[Items from a document page collection]

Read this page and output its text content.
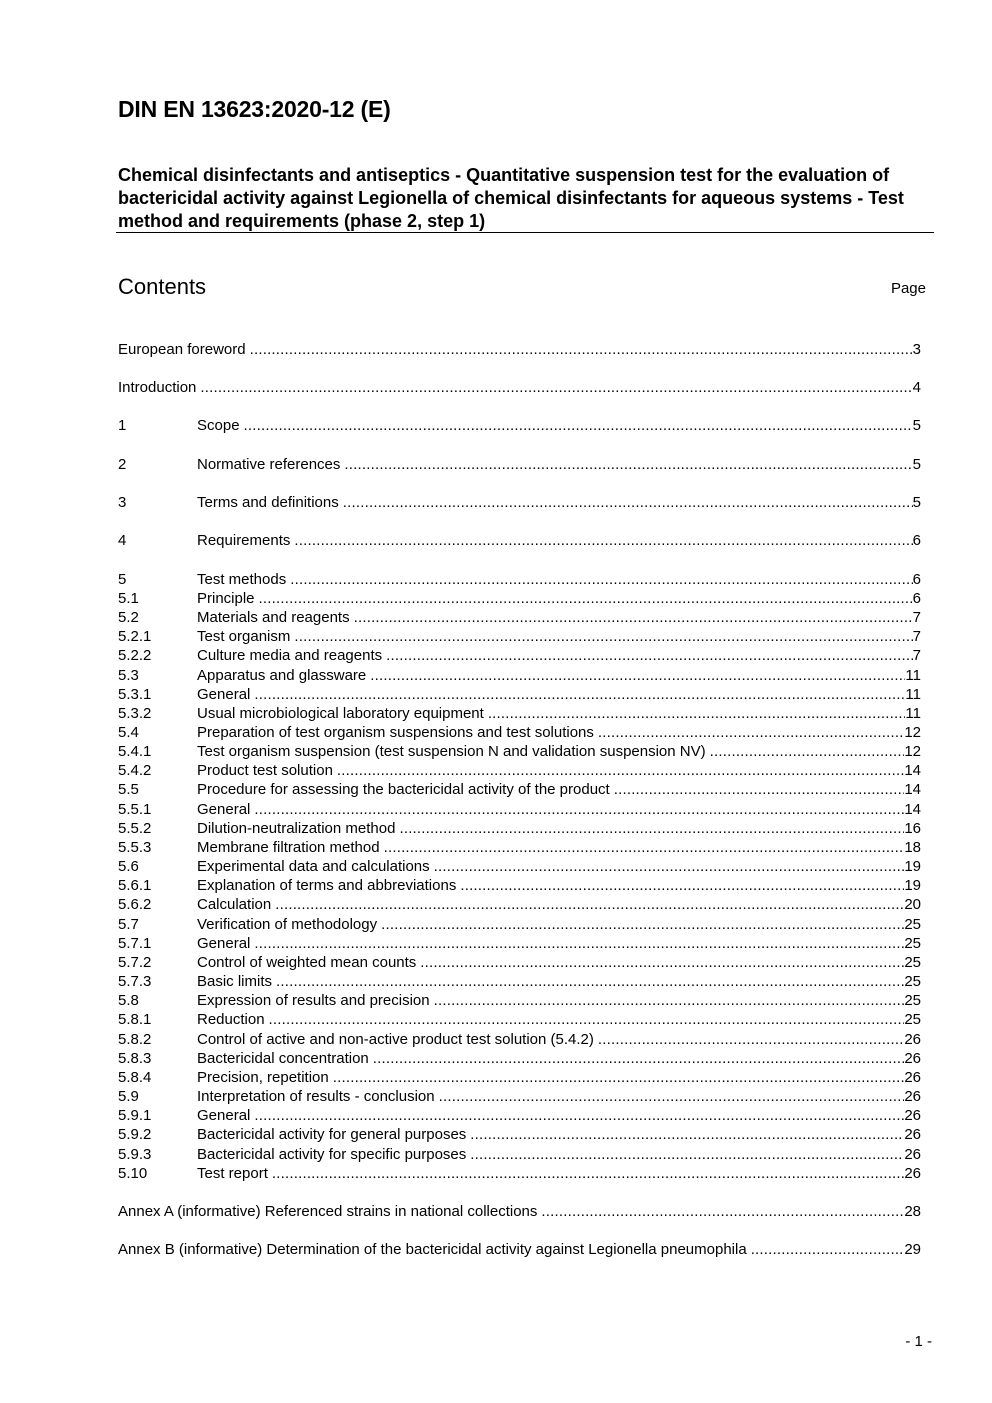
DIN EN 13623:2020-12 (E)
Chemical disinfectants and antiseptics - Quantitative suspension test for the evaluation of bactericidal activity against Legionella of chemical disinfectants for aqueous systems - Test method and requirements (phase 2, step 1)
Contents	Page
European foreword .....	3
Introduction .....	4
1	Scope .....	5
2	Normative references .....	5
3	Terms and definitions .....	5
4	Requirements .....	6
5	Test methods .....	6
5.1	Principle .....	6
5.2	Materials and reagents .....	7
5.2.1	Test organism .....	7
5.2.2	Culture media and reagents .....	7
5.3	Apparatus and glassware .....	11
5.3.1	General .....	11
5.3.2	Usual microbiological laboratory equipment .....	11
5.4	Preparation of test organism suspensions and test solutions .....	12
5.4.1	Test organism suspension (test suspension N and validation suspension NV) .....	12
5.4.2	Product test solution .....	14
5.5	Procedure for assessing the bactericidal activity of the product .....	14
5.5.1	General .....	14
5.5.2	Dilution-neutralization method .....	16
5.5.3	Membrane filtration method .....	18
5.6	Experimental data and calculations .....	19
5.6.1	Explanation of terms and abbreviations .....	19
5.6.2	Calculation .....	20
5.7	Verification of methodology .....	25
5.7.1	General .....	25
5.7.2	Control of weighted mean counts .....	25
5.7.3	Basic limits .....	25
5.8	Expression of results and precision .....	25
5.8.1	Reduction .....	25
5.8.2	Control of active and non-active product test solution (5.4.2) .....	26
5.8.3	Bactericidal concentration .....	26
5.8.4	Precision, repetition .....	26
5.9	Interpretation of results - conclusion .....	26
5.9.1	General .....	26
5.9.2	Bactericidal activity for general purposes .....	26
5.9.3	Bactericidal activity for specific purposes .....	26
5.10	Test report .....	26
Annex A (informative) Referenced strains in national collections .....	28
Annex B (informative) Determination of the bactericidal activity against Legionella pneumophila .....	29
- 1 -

[Task objective]
Please copy every record above exactly, but leave the pictures out.

[Exercise output]
Read this page and output its text content.
DIN EN 13623:2020-12 (E)
Chemical disinfectants and antiseptics - Quantitative suspension test for the evaluation of bactericidal activity against Legionella of chemical disinfectants for aqueous systems - Test method and requirements (phase 2, step 1)
Contents	Page
European foreword .....	3
Introduction .....	4
1	Scope .....	5
2	Normative references .....	5
3	Terms and definitions .....	5
4	Requirements .....	6
5	Test methods .....	6
5.1	Principle .....	6
5.2	Materials and reagents .....	7
5.2.1	Test organism .....	7
5.2.2	Culture media and reagents .....	7
5.3	Apparatus and glassware .....	11
5.3.1	General .....	11
5.3.2	Usual microbiological laboratory equipment .....	11
5.4	Preparation of test organism suspensions and test solutions .....	12
5.4.1	Test organism suspension (test suspension N and validation suspension NV) .....	12
5.4.2	Product test solution .....	14
5.5	Procedure for assessing the bactericidal activity of the product .....	14
5.5.1	General .....	14
5.5.2	Dilution-neutralization method .....	16
5.5.3	Membrane filtration method .....	18
5.6	Experimental data and calculations .....	19
5.6.1	Explanation of terms and abbreviations .....	19
5.6.2	Calculation .....	20
5.7	Verification of methodology .....	25
5.7.1	General .....	25
5.7.2	Control of weighted mean counts .....	25
5.7.3	Basic limits .....	25
5.8	Expression of results and precision .....	25
5.8.1	Reduction .....	25
5.8.2	Control of active and non-active product test solution (5.4.2) .....	26
5.8.3	Bactericidal concentration .....	26
5.8.4	Precision, repetition .....	26
5.9	Interpretation of results - conclusion .....	26
5.9.1	General .....	26
5.9.2	Bactericidal activity for general purposes .....	26
5.9.3	Bactericidal activity for specific purposes .....	26
5.10	Test report .....	26
Annex A (informative) Referenced strains in national collections .....	28
Annex B (informative) Determination of the bactericidal activity against Legionella pneumophila .....	29
- 1 -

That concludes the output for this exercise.